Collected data
****

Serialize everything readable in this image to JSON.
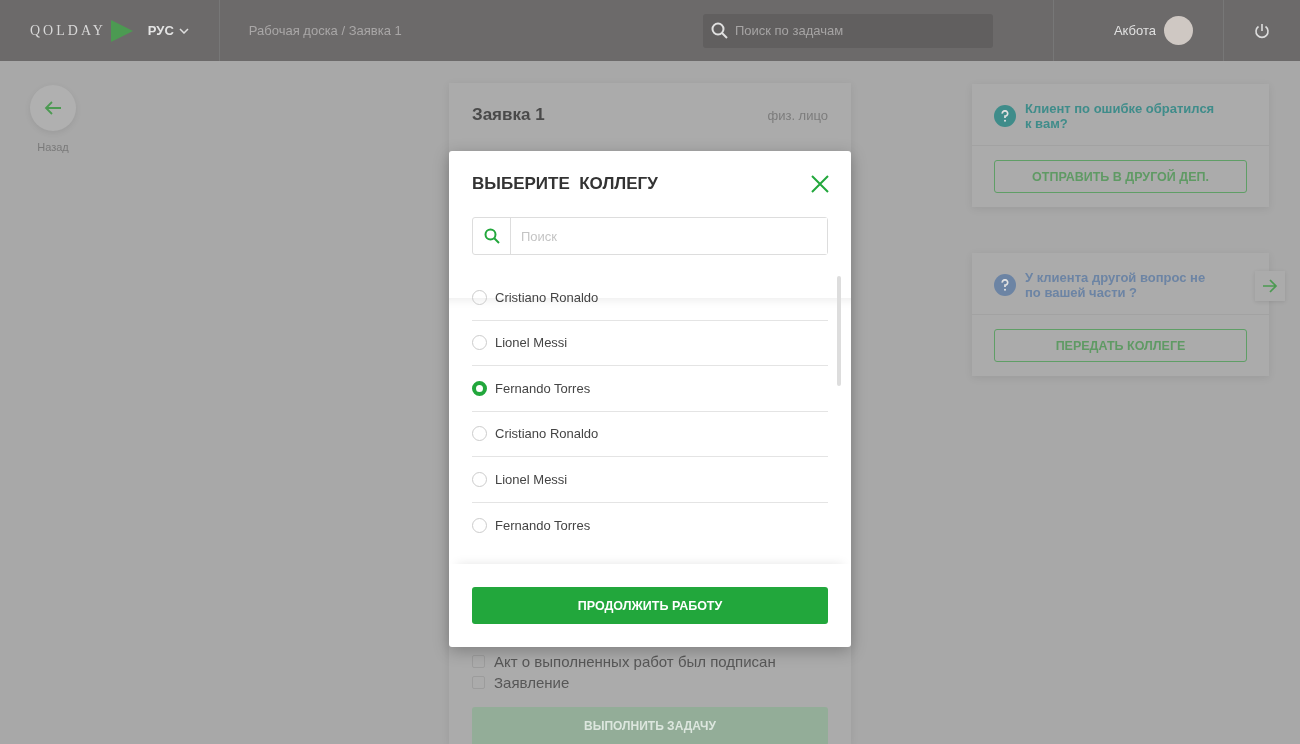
{
  "header": {
    "logo": "QOLDAY",
    "language": "РУС",
    "breadcrumb": "Рабочая доска / Заявка 1",
    "search": {
      "placeholder": "Поиск по задачам"
    },
    "user": "Акбота"
  },
  "back": {
    "label": "Назад"
  },
  "task": {
    "title": "Заявка 1",
    "type": "физ. лицо",
    "checklist": [
      {
        "label": "Акт о выполненных работ был подписан",
        "checked": false
      },
      {
        "label": "Заявление",
        "checked": false
      }
    ],
    "action": {
      "label": "ВЫПОЛНИТЬ ЗАДАЧУ",
      "disabled": true
    }
  },
  "side_cards": [
    {
      "question": "Клиент по ошибке обратился к вам?",
      "button": "ОТПРАВИТЬ В ДРУГОЙ ДЕП.",
      "color": "#3f8c8a",
      "next": false
    },
    {
      "question": "У клиента другой вопрос не по вашей части ?",
      "button": "ПЕРЕДАТЬ КОЛЛЕГЕ",
      "color": "#6c84a4",
      "next": true
    }
  ],
  "modal": {
    "title": "ВЫБЕРИТЕ  КОЛЛЕГУ",
    "search": {
      "placeholder": "Поиск"
    },
    "colleagues": [
      {
        "name": "Cristiano Ronaldo",
        "selected": false
      },
      {
        "name": "Lionel Messi",
        "selected": false
      },
      {
        "name": "Fernando Torres",
        "selected": true
      },
      {
        "name": "Cristiano Ronaldo",
        "selected": false
      },
      {
        "name": "Lionel Messi",
        "selected": false
      },
      {
        "name": "Fernando Torres",
        "selected": false
      }
    ],
    "confirm": "ПРОДОЛЖИТЬ РАБОТУ"
  }
}
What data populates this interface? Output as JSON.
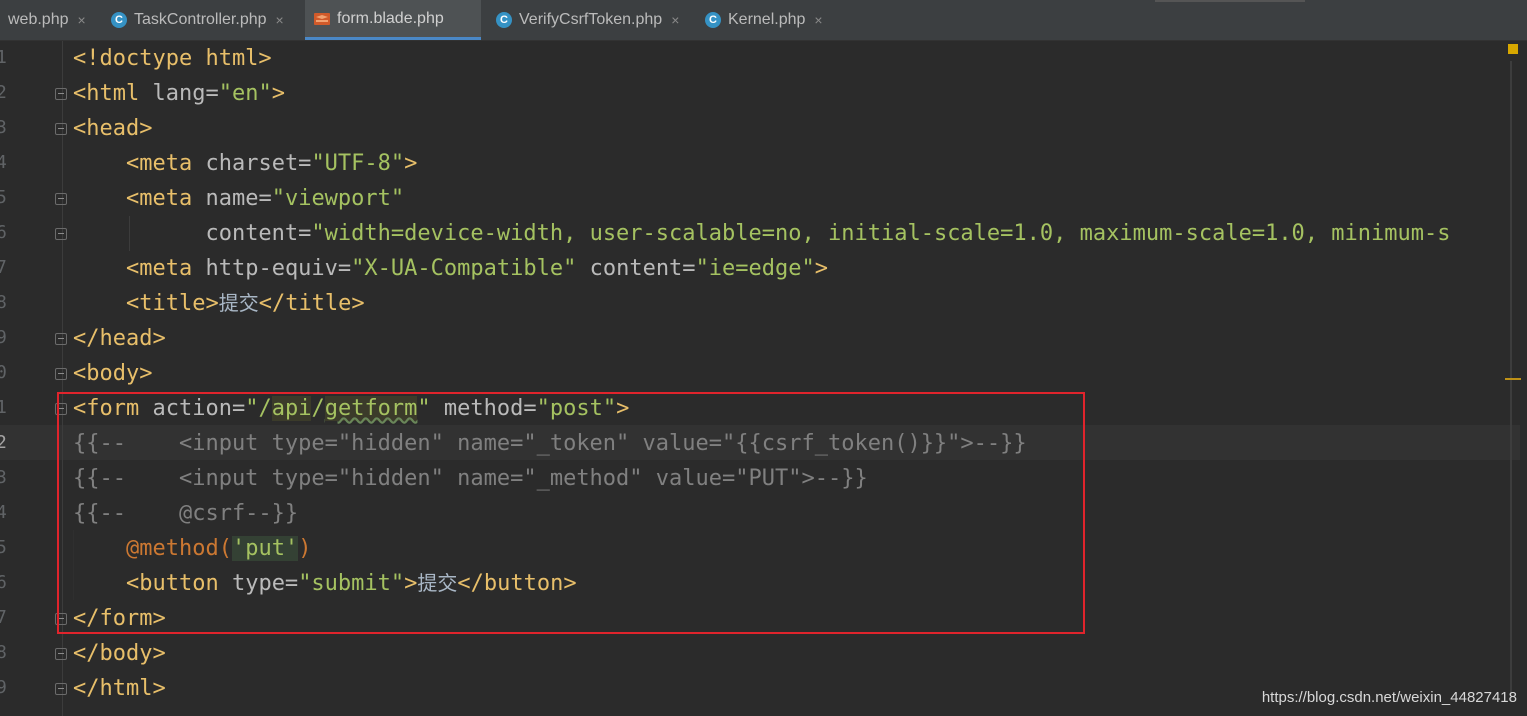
{
  "tabs": [
    {
      "label": "web.php",
      "icon": "php-file-icon",
      "active": false
    },
    {
      "label": "TaskController.php",
      "icon": "class-icon",
      "active": false
    },
    {
      "label": "form.blade.php",
      "icon": "blade-file-icon",
      "active": true
    },
    {
      "label": "VerifyCsrfToken.php",
      "icon": "class-icon",
      "active": false
    },
    {
      "label": "Kernel.php",
      "icon": "class-icon",
      "active": false
    }
  ],
  "tab_close_glyph": "×",
  "class_icon_letter": "C",
  "gutter": {
    "line_numbers": [
      "1",
      "2",
      "3",
      "4",
      "5",
      "6",
      "7",
      "8",
      "9",
      "0",
      "1",
      "2",
      "3",
      "4",
      "5",
      "6",
      "7",
      "8",
      "9"
    ],
    "current_line_index": 11
  },
  "code": {
    "l1": {
      "a": "<!doctype html>"
    },
    "l2": {
      "a": "<html ",
      "b": "lang=",
      "c": "\"en\"",
      "d": ">"
    },
    "l3": {
      "a": "<head>"
    },
    "l4": {
      "a": "<meta ",
      "b": "charset=",
      "c": "\"UTF-8\"",
      "d": ">"
    },
    "l5": {
      "a": "<meta ",
      "b": "name=",
      "c": "\"viewport\""
    },
    "l6": {
      "b": "content=",
      "c": "\"width=device-width, user-scalable=no, initial-scale=1.0, maximum-scale=1.0, minimum-s"
    },
    "l7": {
      "a": "<meta ",
      "b": "http-equiv=",
      "c": "\"X-UA-Compatible\"",
      "b2": " content=",
      "c2": "\"ie=edge\"",
      "d": ">"
    },
    "l8": {
      "a": "<title>",
      "t": "提交",
      "d": "</title>"
    },
    "l9": {
      "a": "</head>"
    },
    "l10": {
      "a": "<body>"
    },
    "l11": {
      "a": "<form ",
      "b": "action=",
      "c1": "\"/",
      "c2": "api",
      "c3": "/",
      "c4": "getform",
      "c5": "\"",
      "b2": " method=",
      "c6": "\"post\"",
      "d": ">"
    },
    "l12": {
      "text": "{{--    <input type=\"hidden\" name=\"_token\" value=\"{{csrf_token()}}\">--}}"
    },
    "l13": {
      "text": "{{--    <input type=\"hidden\" name=\"_method\" value=\"PUT\">--}}"
    },
    "l14": {
      "text": "{{--    @csrf--}}"
    },
    "l15": {
      "a": "@method",
      "p1": "(",
      "c": "'put'",
      "p2": ")"
    },
    "l16": {
      "a": "<button ",
      "b": "type=",
      "c": "\"submit\"",
      "d": ">",
      "t": "提交",
      "e": "</button>"
    },
    "l17": {
      "a": "</form>"
    },
    "l18": {
      "a": "</body>"
    },
    "l19": {
      "a": "</html>"
    }
  },
  "watermark": "https://blog.csdn.net/weixin_44827418",
  "colors": {
    "background": "#2b2b2b",
    "tag": "#e8bf6a",
    "string": "#a5c261",
    "comment": "#808080",
    "directive": "#cc7832",
    "highlight_box": "#e0242c"
  }
}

****

» **EXERCISE DESCRIPTION**
Output a faithful copy of the data, with each picture left out.

» **RESULT OF THIS EXERCISE**
Serialize everything readable in this image to JSON.
{
  "header": {
    "logo": "QOLDAY",
    "language": "РУС",
    "breadcrumb": "Рабочая доска / Заявка 1",
    "search": {
      "placeholder": "Поиск по задачам"
    },
    "user": "Акбота"
  },
  "back": {
    "label": "Назад"
  },
  "task": {
    "title": "Заявка 1",
    "type": "физ. лицо",
    "checklist": [
      {
        "label": "Акт о выполненных работ был подписан",
        "checked": false
      },
      {
        "label": "Заявление",
        "checked": false
      }
    ],
    "action": {
      "label": "ВЫПОЛНИТЬ ЗАДАЧУ",
      "disabled": true
    }
  },
  "side_cards": [
    {
      "question": "Клиент по ошибке обратился к вам?",
      "button": "ОТПРАВИТЬ В ДРУГОЙ ДЕП.",
      "color": "#3f8c8a",
      "next": false
    },
    {
      "question": "У клиента другой вопрос не по вашей части ?",
      "button": "ПЕРЕДАТЬ КОЛЛЕГЕ",
      "color": "#6c84a4",
      "next": true
    }
  ],
  "modal": {
    "title": "ВЫБЕРИТЕ  КОЛЛЕГУ",
    "search": {
      "placeholder": "Поиск"
    },
    "colleagues": [
      {
        "name": "Cristiano Ronaldo",
        "selected": false
      },
      {
        "name": "Lionel Messi",
        "selected": false
      },
      {
        "name": "Fernando Torres",
        "selected": true
      },
      {
        "name": "Cristiano Ronaldo",
        "selected": false
      },
      {
        "name": "Lionel Messi",
        "selected": false
      },
      {
        "name": "Fernando Torres",
        "selected": false
      }
    ],
    "confirm": "ПРОДОЛЖИТЬ РАБОТУ"
  }
}
What data populates this interface? Output as JSON.
{
  "tabs": [
    {
      "label": "web.php",
      "icon": "php-file-icon",
      "active": false
    },
    {
      "label": "TaskController.php",
      "icon": "class-icon",
      "active": false
    },
    {
      "label": "form.blade.php",
      "icon": "blade-file-icon",
      "active": true
    },
    {
      "label": "VerifyCsrfToken.php",
      "icon": "class-icon",
      "active": false
    },
    {
      "label": "Kernel.php",
      "icon": "class-icon",
      "active": false
    }
  ],
  "tab_close_glyph": "×",
  "class_icon_letter": "C",
  "gutter": {
    "line_numbers": [
      "1",
      "2",
      "3",
      "4",
      "5",
      "6",
      "7",
      "8",
      "9",
      "0",
      "1",
      "2",
      "3",
      "4",
      "5",
      "6",
      "7",
      "8",
      "9"
    ],
    "current_line_index": 11
  },
  "code": {
    "l1": {
      "a": "<!doctype html>"
    },
    "l2": {
      "a": "<html ",
      "b": "lang=",
      "c": "\"en\"",
      "d": ">"
    },
    "l3": {
      "a": "<head>"
    },
    "l4": {
      "a": "<meta ",
      "b": "charset=",
      "c": "\"UTF-8\"",
      "d": ">"
    },
    "l5": {
      "a": "<meta ",
      "b": "name=",
      "c": "\"viewport\""
    },
    "l6": {
      "b": "content=",
      "c": "\"width=device-width, user-scalable=no, initial-scale=1.0, maximum-scale=1.0, minimum-s"
    },
    "l7": {
      "a": "<meta ",
      "b": "http-equiv=",
      "c": "\"X-UA-Compatible\"",
      "b2": " content=",
      "c2": "\"ie=edge\"",
      "d": ">"
    },
    "l8": {
      "a": "<title>",
      "t": "提交",
      "d": "</title>"
    },
    "l9": {
      "a": "</head>"
    },
    "l10": {
      "a": "<body>"
    },
    "l11": {
      "a": "<form ",
      "b": "action=",
      "c1": "\"/",
      "c2": "api",
      "c3": "/",
      "c4": "getform",
      "c5": "\"",
      "b2": " method=",
      "c6": "\"post\"",
      "d": ">"
    },
    "l12": {
      "text": "{{--    <input type=\"hidden\" name=\"_token\" value=\"{{csrf_token()}}\">--}}"
    },
    "l13": {
      "text": "{{--    <input type=\"hidden\" name=\"_method\" value=\"PUT\">--}}"
    },
    "l14": {
      "text": "{{--    @csrf--}}"
    },
    "l15": {
      "a": "@method",
      "p1": "(",
      "c": "'put'",
      "p2": ")"
    },
    "l16": {
      "a": "<button ",
      "b": "type=",
      "c": "\"submit\"",
      "d": ">",
      "t": "提交",
      "e": "</button>"
    },
    "l17": {
      "a": "</form>"
    },
    "l18": {
      "a": "</body>"
    },
    "l19": {
      "a": "</html>"
    }
  },
  "watermark": "https://blog.csdn.net/weixin_44827418",
  "colors": {
    "background": "#2b2b2b",
    "tag": "#e8bf6a",
    "string": "#a5c261",
    "comment": "#808080",
    "directive": "#cc7832",
    "highlight_box": "#e0242c"
  }
}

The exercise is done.